→ **AIM OF THE EXERCISE**
Repeat every line of the material, character for character.

→ **MATERIAL PROVIDED**
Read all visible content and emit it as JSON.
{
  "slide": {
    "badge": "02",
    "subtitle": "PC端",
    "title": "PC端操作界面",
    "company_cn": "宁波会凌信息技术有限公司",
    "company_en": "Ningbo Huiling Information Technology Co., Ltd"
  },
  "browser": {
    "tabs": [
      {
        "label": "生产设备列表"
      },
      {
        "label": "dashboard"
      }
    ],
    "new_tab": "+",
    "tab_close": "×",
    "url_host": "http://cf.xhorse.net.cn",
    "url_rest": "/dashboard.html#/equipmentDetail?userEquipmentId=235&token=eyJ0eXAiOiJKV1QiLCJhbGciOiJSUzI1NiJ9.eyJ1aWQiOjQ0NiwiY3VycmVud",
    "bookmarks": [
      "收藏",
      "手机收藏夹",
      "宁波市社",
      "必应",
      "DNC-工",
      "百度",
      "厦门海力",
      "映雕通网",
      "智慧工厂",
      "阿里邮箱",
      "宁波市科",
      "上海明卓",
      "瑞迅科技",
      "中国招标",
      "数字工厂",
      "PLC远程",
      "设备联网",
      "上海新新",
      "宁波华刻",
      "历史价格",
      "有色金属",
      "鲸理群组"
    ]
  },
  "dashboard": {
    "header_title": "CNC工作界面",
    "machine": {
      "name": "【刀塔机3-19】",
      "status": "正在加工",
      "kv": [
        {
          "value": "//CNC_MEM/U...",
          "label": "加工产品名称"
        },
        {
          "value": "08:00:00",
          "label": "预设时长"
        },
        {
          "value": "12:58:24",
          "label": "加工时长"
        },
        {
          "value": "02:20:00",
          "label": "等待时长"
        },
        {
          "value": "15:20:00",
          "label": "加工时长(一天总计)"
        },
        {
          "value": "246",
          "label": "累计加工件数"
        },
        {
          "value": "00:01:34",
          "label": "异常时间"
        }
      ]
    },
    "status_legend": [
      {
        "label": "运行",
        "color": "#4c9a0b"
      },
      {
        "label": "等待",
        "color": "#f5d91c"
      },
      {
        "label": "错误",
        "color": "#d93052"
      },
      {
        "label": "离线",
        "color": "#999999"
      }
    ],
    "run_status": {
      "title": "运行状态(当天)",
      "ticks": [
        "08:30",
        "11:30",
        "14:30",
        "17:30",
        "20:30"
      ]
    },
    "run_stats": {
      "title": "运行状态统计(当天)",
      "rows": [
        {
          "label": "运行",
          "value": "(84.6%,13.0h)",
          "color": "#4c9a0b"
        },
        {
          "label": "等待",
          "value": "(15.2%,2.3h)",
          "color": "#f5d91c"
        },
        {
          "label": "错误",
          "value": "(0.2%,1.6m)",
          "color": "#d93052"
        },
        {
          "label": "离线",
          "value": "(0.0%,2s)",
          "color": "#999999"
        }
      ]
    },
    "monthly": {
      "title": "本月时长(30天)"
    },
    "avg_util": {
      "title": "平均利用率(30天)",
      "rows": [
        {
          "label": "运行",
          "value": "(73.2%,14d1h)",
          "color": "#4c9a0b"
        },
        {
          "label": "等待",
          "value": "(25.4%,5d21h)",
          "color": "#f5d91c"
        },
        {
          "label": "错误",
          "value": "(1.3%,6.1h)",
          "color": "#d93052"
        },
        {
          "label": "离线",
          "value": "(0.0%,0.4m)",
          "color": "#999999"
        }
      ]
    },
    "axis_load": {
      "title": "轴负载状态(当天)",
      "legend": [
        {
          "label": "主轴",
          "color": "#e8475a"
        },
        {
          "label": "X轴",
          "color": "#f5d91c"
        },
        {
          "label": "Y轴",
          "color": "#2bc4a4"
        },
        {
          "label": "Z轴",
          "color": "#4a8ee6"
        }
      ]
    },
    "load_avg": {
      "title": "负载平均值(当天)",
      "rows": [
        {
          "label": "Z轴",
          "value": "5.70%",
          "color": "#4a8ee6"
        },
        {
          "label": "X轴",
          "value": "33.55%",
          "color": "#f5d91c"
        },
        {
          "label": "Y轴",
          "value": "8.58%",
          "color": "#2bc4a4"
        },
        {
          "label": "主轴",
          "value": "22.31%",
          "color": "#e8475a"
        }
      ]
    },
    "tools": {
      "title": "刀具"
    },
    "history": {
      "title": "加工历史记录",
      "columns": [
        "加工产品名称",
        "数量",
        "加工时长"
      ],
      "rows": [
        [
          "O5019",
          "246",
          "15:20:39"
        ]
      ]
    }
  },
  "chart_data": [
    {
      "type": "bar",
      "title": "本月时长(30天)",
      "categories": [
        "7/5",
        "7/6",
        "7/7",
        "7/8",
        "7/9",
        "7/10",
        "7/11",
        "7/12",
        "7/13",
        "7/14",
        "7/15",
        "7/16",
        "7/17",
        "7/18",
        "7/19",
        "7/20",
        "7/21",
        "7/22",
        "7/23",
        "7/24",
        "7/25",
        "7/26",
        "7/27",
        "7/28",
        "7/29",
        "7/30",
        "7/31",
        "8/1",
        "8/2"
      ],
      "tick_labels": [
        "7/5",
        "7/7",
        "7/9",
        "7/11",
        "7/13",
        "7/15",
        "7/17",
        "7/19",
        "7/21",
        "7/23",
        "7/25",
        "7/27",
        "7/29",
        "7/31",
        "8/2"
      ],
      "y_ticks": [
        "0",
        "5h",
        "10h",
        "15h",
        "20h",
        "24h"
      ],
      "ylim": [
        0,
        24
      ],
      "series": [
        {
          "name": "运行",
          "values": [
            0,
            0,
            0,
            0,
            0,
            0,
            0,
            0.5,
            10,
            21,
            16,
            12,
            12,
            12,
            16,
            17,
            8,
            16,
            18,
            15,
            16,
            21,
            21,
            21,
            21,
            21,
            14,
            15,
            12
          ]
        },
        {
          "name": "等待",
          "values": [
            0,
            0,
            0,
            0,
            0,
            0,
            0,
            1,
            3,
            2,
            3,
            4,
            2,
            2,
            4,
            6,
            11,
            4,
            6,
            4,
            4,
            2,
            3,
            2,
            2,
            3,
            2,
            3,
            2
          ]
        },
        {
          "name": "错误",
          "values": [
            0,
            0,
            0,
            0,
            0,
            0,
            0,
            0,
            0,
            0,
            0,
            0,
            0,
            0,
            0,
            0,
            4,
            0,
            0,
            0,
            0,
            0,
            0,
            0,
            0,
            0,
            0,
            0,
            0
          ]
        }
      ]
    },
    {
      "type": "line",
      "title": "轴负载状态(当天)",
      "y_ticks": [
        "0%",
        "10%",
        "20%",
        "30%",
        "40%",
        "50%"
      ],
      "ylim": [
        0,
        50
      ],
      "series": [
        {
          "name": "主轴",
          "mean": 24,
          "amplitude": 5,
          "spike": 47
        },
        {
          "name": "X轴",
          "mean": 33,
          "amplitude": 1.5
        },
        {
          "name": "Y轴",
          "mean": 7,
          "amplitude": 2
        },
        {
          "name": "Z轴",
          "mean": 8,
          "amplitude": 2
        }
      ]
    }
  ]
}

→ **THE ANSWER**
Read all visible content and emit it as JSON.
{
  "slide": {
    "badge": "02",
    "subtitle": "PC端",
    "title": "PC端操作界面",
    "company_cn": "宁波会凌信息技术有限公司",
    "company_en": "Ningbo Huiling Information Technology Co., Ltd"
  },
  "browser": {
    "tabs": [
      {
        "label": "生产设备列表"
      },
      {
        "label": "dashboard"
      }
    ],
    "new_tab": "+",
    "tab_close": "×",
    "url_host": "http://cf.xhorse.net.cn",
    "url_rest": "/dashboard.html#/equipmentDetail?userEquipmentId=235&token=eyJ0eXAiOiJKV1QiLCJhbGciOiJSUzI1NiJ9.eyJ1aWQiOjQ0NiwiY3VycmVud",
    "bookmarks": [
      "收藏",
      "手机收藏夹",
      "宁波市社",
      "必应",
      "DNC-工",
      "百度",
      "厦门海力",
      "映雕通网",
      "智慧工厂",
      "阿里邮箱",
      "宁波市科",
      "上海明卓",
      "瑞迅科技",
      "中国招标",
      "数字工厂",
      "PLC远程",
      "设备联网",
      "上海新新",
      "宁波华刻",
      "历史价格",
      "有色金属",
      "鲸理群组"
    ]
  },
  "dashboard": {
    "header_title": "CNC工作界面",
    "machine": {
      "name": "【刀塔机3-19】",
      "status": "正在加工",
      "kv": [
        {
          "value": "//CNC_MEM/U...",
          "label": "加工产品名称"
        },
        {
          "value": "08:00:00",
          "label": "预设时长"
        },
        {
          "value": "12:58:24",
          "label": "加工时长"
        },
        {
          "value": "02:20:00",
          "label": "等待时长"
        },
        {
          "value": "15:20:00",
          "label": "加工时长(一天总计)"
        },
        {
          "value": "246",
          "label": "累计加工件数"
        },
        {
          "value": "00:01:34",
          "label": "异常时间"
        }
      ]
    },
    "status_legend": [
      {
        "label": "运行",
        "color": "#4c9a0b"
      },
      {
        "label": "等待",
        "color": "#f5d91c"
      },
      {
        "label": "错误",
        "color": "#d93052"
      },
      {
        "label": "离线",
        "color": "#999999"
      }
    ],
    "run_status": {
      "title": "运行状态(当天)",
      "ticks": [
        "08:30",
        "11:30",
        "14:30",
        "17:30",
        "20:30"
      ]
    },
    "run_stats": {
      "title": "运行状态统计(当天)",
      "rows": [
        {
          "label": "运行",
          "value": "(84.6%,13.0h)",
          "color": "#4c9a0b"
        },
        {
          "label": "等待",
          "value": "(15.2%,2.3h)",
          "color": "#f5d91c"
        },
        {
          "label": "错误",
          "value": "(0.2%,1.6m)",
          "color": "#d93052"
        },
        {
          "label": "离线",
          "value": "(0.0%,2s)",
          "color": "#999999"
        }
      ]
    },
    "monthly": {
      "title": "本月时长(30天)"
    },
    "avg_util": {
      "title": "平均利用率(30天)",
      "rows": [
        {
          "label": "运行",
          "value": "(73.2%,14d1h)",
          "color": "#4c9a0b"
        },
        {
          "label": "等待",
          "value": "(25.4%,5d21h)",
          "color": "#f5d91c"
        },
        {
          "label": "错误",
          "value": "(1.3%,6.1h)",
          "color": "#d93052"
        },
        {
          "label": "离线",
          "value": "(0.0%,0.4m)",
          "color": "#999999"
        }
      ]
    },
    "axis_load": {
      "title": "轴负载状态(当天)",
      "legend": [
        {
          "label": "主轴",
          "color": "#e8475a"
        },
        {
          "label": "X轴",
          "color": "#f5d91c"
        },
        {
          "label": "Y轴",
          "color": "#2bc4a4"
        },
        {
          "label": "Z轴",
          "color": "#4a8ee6"
        }
      ]
    },
    "load_avg": {
      "title": "负载平均值(当天)",
      "rows": [
        {
          "label": "Z轴",
          "value": "5.70%",
          "color": "#4a8ee6"
        },
        {
          "label": "X轴",
          "value": "33.55%",
          "color": "#f5d91c"
        },
        {
          "label": "Y轴",
          "value": "8.58%",
          "color": "#2bc4a4"
        },
        {
          "label": "主轴",
          "value": "22.31%",
          "color": "#e8475a"
        }
      ]
    },
    "tools": {
      "title": "刀具"
    },
    "history": {
      "title": "加工历史记录",
      "columns": [
        "加工产品名称",
        "数量",
        "加工时长"
      ],
      "rows": [
        [
          "O5019",
          "246",
          "15:20:39"
        ]
      ]
    }
  },
  "chart_data": [
    {
      "type": "bar",
      "title": "本月时长(30天)",
      "categories": [
        "7/5",
        "7/6",
        "7/7",
        "7/8",
        "7/9",
        "7/10",
        "7/11",
        "7/12",
        "7/13",
        "7/14",
        "7/15",
        "7/16",
        "7/17",
        "7/18",
        "7/19",
        "7/20",
        "7/21",
        "7/22",
        "7/23",
        "7/24",
        "7/25",
        "7/26",
        "7/27",
        "7/28",
        "7/29",
        "7/30",
        "7/31",
        "8/1",
        "8/2"
      ],
      "tick_labels": [
        "7/5",
        "7/7",
        "7/9",
        "7/11",
        "7/13",
        "7/15",
        "7/17",
        "7/19",
        "7/21",
        "7/23",
        "7/25",
        "7/27",
        "7/29",
        "7/31",
        "8/2"
      ],
      "y_ticks": [
        "0",
        "5h",
        "10h",
        "15h",
        "20h",
        "24h"
      ],
      "ylim": [
        0,
        24
      ],
      "series": [
        {
          "name": "运行",
          "values": [
            0,
            0,
            0,
            0,
            0,
            0,
            0,
            0.5,
            10,
            21,
            16,
            12,
            12,
            12,
            16,
            17,
            8,
            16,
            18,
            15,
            16,
            21,
            21,
            21,
            21,
            21,
            14,
            15,
            12
          ]
        },
        {
          "name": "等待",
          "values": [
            0,
            0,
            0,
            0,
            0,
            0,
            0,
            1,
            3,
            2,
            3,
            4,
            2,
            2,
            4,
            6,
            11,
            4,
            6,
            4,
            4,
            2,
            3,
            2,
            2,
            3,
            2,
            3,
            2
          ]
        },
        {
          "name": "错误",
          "values": [
            0,
            0,
            0,
            0,
            0,
            0,
            0,
            0,
            0,
            0,
            0,
            0,
            0,
            0,
            0,
            0,
            4,
            0,
            0,
            0,
            0,
            0,
            0,
            0,
            0,
            0,
            0,
            0,
            0
          ]
        }
      ]
    },
    {
      "type": "line",
      "title": "轴负载状态(当天)",
      "y_ticks": [
        "0%",
        "10%",
        "20%",
        "30%",
        "40%",
        "50%"
      ],
      "ylim": [
        0,
        50
      ],
      "series": [
        {
          "name": "主轴",
          "mean": 24,
          "amplitude": 5,
          "spike": 47
        },
        {
          "name": "X轴",
          "mean": 33,
          "amplitude": 1.5
        },
        {
          "name": "Y轴",
          "mean": 7,
          "amplitude": 2
        },
        {
          "name": "Z轴",
          "mean": 8,
          "amplitude": 2
        }
      ]
    }
  ]
}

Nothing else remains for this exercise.